§ **Records supplied**:

===============

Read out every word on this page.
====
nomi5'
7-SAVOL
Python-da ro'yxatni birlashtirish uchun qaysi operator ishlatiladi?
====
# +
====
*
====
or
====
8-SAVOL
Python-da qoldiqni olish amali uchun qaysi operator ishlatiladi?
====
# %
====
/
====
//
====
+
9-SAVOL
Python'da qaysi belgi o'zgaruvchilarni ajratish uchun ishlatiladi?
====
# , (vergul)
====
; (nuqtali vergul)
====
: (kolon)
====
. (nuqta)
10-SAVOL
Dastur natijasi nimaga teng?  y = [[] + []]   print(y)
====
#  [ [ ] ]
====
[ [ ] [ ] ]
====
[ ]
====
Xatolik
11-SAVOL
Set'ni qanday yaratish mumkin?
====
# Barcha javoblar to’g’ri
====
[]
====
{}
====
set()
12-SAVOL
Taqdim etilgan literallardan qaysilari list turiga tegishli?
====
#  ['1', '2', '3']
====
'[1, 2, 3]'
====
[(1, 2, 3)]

===============

§ **What is required**: Output each record exactly, leaving nothing out.

§ **Solution to this problem**:
Read out every word on this page.
====
nomi5'
7-SAVOL
Python-da ro'yxatni birlashtirish uchun qaysi operator ishlatiladi?
====
# +
====
*
====
or
====
8-SAVOL
Python-da qoldiqni olish amali uchun qaysi operator ishlatiladi?
====
# %
====
/
====
//
====
+
9-SAVOL
Python'da qaysi belgi o'zgaruvchilarni ajratish uchun ishlatiladi?
====
# , (vergul)
====
; (nuqtali vergul)
====
: (kolon)
====
. (nuqta)
10-SAVOL
Dastur natijasi nimaga teng?  y = [[] + []]   print(y)
====
#  [ [ ] ]
====
[ [ ] [ ] ]
====
[ ]
====
Xatolik
11-SAVOL
Set'ni qanday yaratish mumkin?
====
# Barcha javoblar to’g’ri
====
[]
====
{}
====
set()
12-SAVOL
Taqdim etilgan literallardan qaysilari list turiga tegishli?
====
#  ['1', '2', '3']
====
'[1, 2, 3]'
====
[(1, 2, 3)]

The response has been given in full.